Goal ::
Retype the material in full, keeping every word the same.

Figure contents as structured data
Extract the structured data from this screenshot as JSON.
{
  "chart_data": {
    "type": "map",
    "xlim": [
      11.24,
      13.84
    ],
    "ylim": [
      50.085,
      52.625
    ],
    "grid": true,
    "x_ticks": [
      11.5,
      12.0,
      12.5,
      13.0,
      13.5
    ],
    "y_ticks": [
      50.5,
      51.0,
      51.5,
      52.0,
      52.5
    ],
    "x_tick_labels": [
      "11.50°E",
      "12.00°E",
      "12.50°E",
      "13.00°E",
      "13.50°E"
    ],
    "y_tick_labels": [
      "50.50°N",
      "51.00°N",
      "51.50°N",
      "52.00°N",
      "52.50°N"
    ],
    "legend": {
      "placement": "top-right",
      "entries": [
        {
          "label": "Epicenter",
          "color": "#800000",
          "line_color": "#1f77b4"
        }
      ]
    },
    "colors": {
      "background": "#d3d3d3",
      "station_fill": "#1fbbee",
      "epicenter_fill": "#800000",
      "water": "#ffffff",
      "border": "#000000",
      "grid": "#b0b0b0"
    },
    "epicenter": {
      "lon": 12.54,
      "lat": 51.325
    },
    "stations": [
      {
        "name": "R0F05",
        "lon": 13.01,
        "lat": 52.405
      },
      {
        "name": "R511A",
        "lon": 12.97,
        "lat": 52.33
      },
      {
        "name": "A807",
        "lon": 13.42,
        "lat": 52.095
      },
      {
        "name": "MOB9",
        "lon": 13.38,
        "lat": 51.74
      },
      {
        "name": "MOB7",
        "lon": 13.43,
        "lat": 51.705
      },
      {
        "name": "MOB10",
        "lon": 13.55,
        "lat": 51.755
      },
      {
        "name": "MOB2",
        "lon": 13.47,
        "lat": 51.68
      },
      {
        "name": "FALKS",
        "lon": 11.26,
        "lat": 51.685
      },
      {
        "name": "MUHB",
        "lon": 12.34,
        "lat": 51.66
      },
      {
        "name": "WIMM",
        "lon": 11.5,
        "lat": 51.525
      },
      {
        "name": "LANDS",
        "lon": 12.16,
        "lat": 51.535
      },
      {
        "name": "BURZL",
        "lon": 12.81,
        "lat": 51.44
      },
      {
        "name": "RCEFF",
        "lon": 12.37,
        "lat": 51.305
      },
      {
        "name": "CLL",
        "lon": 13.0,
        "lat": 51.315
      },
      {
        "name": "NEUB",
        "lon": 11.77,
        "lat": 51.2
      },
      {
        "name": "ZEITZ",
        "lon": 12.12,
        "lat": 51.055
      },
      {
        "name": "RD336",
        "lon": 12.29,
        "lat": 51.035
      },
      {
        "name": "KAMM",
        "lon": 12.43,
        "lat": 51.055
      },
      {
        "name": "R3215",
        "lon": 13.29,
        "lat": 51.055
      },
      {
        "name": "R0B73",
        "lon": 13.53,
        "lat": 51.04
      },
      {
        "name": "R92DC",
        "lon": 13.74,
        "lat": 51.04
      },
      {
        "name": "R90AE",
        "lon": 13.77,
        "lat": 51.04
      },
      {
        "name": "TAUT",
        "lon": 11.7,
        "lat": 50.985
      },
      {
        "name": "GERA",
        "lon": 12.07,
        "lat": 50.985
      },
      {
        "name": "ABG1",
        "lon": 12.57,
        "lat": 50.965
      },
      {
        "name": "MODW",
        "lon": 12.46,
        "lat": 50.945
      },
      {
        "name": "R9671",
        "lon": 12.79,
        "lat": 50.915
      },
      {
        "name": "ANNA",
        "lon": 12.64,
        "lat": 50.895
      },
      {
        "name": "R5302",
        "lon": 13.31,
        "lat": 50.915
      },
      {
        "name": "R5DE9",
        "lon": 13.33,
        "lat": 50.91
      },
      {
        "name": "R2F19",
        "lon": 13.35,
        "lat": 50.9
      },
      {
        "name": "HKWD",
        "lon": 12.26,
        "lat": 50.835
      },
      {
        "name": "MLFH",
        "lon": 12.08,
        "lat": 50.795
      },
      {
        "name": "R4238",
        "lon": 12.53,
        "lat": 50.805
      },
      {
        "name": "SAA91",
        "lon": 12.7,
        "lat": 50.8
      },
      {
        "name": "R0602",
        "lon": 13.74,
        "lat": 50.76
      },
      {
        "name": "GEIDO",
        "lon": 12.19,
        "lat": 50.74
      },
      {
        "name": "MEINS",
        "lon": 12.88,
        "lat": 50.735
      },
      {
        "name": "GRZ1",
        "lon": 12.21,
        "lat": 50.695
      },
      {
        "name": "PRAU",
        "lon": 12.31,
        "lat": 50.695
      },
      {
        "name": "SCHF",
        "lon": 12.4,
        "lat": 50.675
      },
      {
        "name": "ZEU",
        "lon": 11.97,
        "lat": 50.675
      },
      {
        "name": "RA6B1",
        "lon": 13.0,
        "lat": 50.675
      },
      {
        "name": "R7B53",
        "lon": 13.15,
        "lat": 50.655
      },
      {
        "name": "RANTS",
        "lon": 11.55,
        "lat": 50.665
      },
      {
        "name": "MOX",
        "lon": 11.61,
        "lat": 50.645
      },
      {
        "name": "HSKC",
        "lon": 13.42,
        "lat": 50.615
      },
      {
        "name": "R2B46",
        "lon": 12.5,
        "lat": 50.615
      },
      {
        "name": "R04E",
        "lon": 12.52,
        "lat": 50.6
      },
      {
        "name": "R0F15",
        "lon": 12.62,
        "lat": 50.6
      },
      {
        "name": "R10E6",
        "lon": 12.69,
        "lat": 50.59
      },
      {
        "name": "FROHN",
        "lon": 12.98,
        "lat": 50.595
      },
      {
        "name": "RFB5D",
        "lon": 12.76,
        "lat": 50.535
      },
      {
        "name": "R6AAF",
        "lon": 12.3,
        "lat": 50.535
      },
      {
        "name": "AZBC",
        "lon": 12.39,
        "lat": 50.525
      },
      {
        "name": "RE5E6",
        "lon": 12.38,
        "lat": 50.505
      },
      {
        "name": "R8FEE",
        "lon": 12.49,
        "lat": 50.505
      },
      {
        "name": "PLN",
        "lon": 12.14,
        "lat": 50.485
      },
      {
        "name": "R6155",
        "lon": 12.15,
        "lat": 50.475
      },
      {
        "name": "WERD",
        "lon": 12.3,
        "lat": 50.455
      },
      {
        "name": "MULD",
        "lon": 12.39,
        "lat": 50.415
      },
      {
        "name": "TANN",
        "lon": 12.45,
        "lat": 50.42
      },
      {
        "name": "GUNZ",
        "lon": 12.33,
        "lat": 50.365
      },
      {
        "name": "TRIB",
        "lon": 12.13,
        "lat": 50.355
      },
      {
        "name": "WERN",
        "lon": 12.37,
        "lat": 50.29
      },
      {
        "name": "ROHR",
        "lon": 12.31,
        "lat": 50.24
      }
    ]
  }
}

Solution to this exercise ::
Extract the structured data from this screenshot as JSON.
{
  "chart_data": {
    "type": "map",
    "xlim": [
      11.24,
      13.84
    ],
    "ylim": [
      50.085,
      52.625
    ],
    "grid": true,
    "x_ticks": [
      11.5,
      12.0,
      12.5,
      13.0,
      13.5
    ],
    "y_ticks": [
      50.5,
      51.0,
      51.5,
      52.0,
      52.5
    ],
    "x_tick_labels": [
      "11.50°E",
      "12.00°E",
      "12.50°E",
      "13.00°E",
      "13.50°E"
    ],
    "y_tick_labels": [
      "50.50°N",
      "51.00°N",
      "51.50°N",
      "52.00°N",
      "52.50°N"
    ],
    "legend": {
      "placement": "top-right",
      "entries": [
        {
          "label": "Epicenter",
          "color": "#800000",
          "line_color": "#1f77b4"
        }
      ]
    },
    "colors": {
      "background": "#d3d3d3",
      "station_fill": "#1fbbee",
      "epicenter_fill": "#800000",
      "water": "#ffffff",
      "border": "#000000",
      "grid": "#b0b0b0"
    },
    "epicenter": {
      "lon": 12.54,
      "lat": 51.325
    },
    "stations": [
      {
        "name": "R0F05",
        "lon": 13.01,
        "lat": 52.405
      },
      {
        "name": "R511A",
        "lon": 12.97,
        "lat": 52.33
      },
      {
        "name": "A807",
        "lon": 13.42,
        "lat": 52.095
      },
      {
        "name": "MOB9",
        "lon": 13.38,
        "lat": 51.74
      },
      {
        "name": "MOB7",
        "lon": 13.43,
        "lat": 51.705
      },
      {
        "name": "MOB10",
        "lon": 13.55,
        "lat": 51.755
      },
      {
        "name": "MOB2",
        "lon": 13.47,
        "lat": 51.68
      },
      {
        "name": "FALKS",
        "lon": 11.26,
        "lat": 51.685
      },
      {
        "name": "MUHB",
        "lon": 12.34,
        "lat": 51.66
      },
      {
        "name": "WIMM",
        "lon": 11.5,
        "lat": 51.525
      },
      {
        "name": "LANDS",
        "lon": 12.16,
        "lat": 51.535
      },
      {
        "name": "BURZL",
        "lon": 12.81,
        "lat": 51.44
      },
      {
        "name": "RCEFF",
        "lon": 12.37,
        "lat": 51.305
      },
      {
        "name": "CLL",
        "lon": 13.0,
        "lat": 51.315
      },
      {
        "name": "NEUB",
        "lon": 11.77,
        "lat": 51.2
      },
      {
        "name": "ZEITZ",
        "lon": 12.12,
        "lat": 51.055
      },
      {
        "name": "RD336",
        "lon": 12.29,
        "lat": 51.035
      },
      {
        "name": "KAMM",
        "lon": 12.43,
        "lat": 51.055
      },
      {
        "name": "R3215",
        "lon": 13.29,
        "lat": 51.055
      },
      {
        "name": "R0B73",
        "lon": 13.53,
        "lat": 51.04
      },
      {
        "name": "R92DC",
        "lon": 13.74,
        "lat": 51.04
      },
      {
        "name": "R90AE",
        "lon": 13.77,
        "lat": 51.04
      },
      {
        "name": "TAUT",
        "lon": 11.7,
        "lat": 50.985
      },
      {
        "name": "GERA",
        "lon": 12.07,
        "lat": 50.985
      },
      {
        "name": "ABG1",
        "lon": 12.57,
        "lat": 50.965
      },
      {
        "name": "MODW",
        "lon": 12.46,
        "lat": 50.945
      },
      {
        "name": "R9671",
        "lon": 12.79,
        "lat": 50.915
      },
      {
        "name": "ANNA",
        "lon": 12.64,
        "lat": 50.895
      },
      {
        "name": "R5302",
        "lon": 13.31,
        "lat": 50.915
      },
      {
        "name": "R5DE9",
        "lon": 13.33,
        "lat": 50.91
      },
      {
        "name": "R2F19",
        "lon": 13.35,
        "lat": 50.9
      },
      {
        "name": "HKWD",
        "lon": 12.26,
        "lat": 50.835
      },
      {
        "name": "MLFH",
        "lon": 12.08,
        "lat": 50.795
      },
      {
        "name": "R4238",
        "lon": 12.53,
        "lat": 50.805
      },
      {
        "name": "SAA91",
        "lon": 12.7,
        "lat": 50.8
      },
      {
        "name": "R0602",
        "lon": 13.74,
        "lat": 50.76
      },
      {
        "name": "GEIDO",
        "lon": 12.19,
        "lat": 50.74
      },
      {
        "name": "MEINS",
        "lon": 12.88,
        "lat": 50.735
      },
      {
        "name": "GRZ1",
        "lon": 12.21,
        "lat": 50.695
      },
      {
        "name": "PRAU",
        "lon": 12.31,
        "lat": 50.695
      },
      {
        "name": "SCHF",
        "lon": 12.4,
        "lat": 50.675
      },
      {
        "name": "ZEU",
        "lon": 11.97,
        "lat": 50.675
      },
      {
        "name": "RA6B1",
        "lon": 13.0,
        "lat": 50.675
      },
      {
        "name": "R7B53",
        "lon": 13.15,
        "lat": 50.655
      },
      {
        "name": "RANTS",
        "lon": 11.55,
        "lat": 50.665
      },
      {
        "name": "MOX",
        "lon": 11.61,
        "lat": 50.645
      },
      {
        "name": "HSKC",
        "lon": 13.42,
        "lat": 50.615
      },
      {
        "name": "R2B46",
        "lon": 12.5,
        "lat": 50.615
      },
      {
        "name": "R04E",
        "lon": 12.52,
        "lat": 50.6
      },
      {
        "name": "R0F15",
        "lon": 12.62,
        "lat": 50.6
      },
      {
        "name": "R10E6",
        "lon": 12.69,
        "lat": 50.59
      },
      {
        "name": "FROHN",
        "lon": 12.98,
        "lat": 50.595
      },
      {
        "name": "RFB5D",
        "lon": 12.76,
        "lat": 50.535
      },
      {
        "name": "R6AAF",
        "lon": 12.3,
        "lat": 50.535
      },
      {
        "name": "AZBC",
        "lon": 12.39,
        "lat": 50.525
      },
      {
        "name": "RE5E6",
        "lon": 12.38,
        "lat": 50.505
      },
      {
        "name": "R8FEE",
        "lon": 12.49,
        "lat": 50.505
      },
      {
        "name": "PLN",
        "lon": 12.14,
        "lat": 50.485
      },
      {
        "name": "R6155",
        "lon": 12.15,
        "lat": 50.475
      },
      {
        "name": "WERD",
        "lon": 12.3,
        "lat": 50.455
      },
      {
        "name": "MULD",
        "lon": 12.39,
        "lat": 50.415
      },
      {
        "name": "TANN",
        "lon": 12.45,
        "lat": 50.42
      },
      {
        "name": "GUNZ",
        "lon": 12.33,
        "lat": 50.365
      },
      {
        "name": "TRIB",
        "lon": 12.13,
        "lat": 50.355
      },
      {
        "name": "WERN",
        "lon": 12.37,
        "lat": 50.29
      },
      {
        "name": "ROHR",
        "lon": 12.31,
        "lat": 50.24
      }
    ]
  }
}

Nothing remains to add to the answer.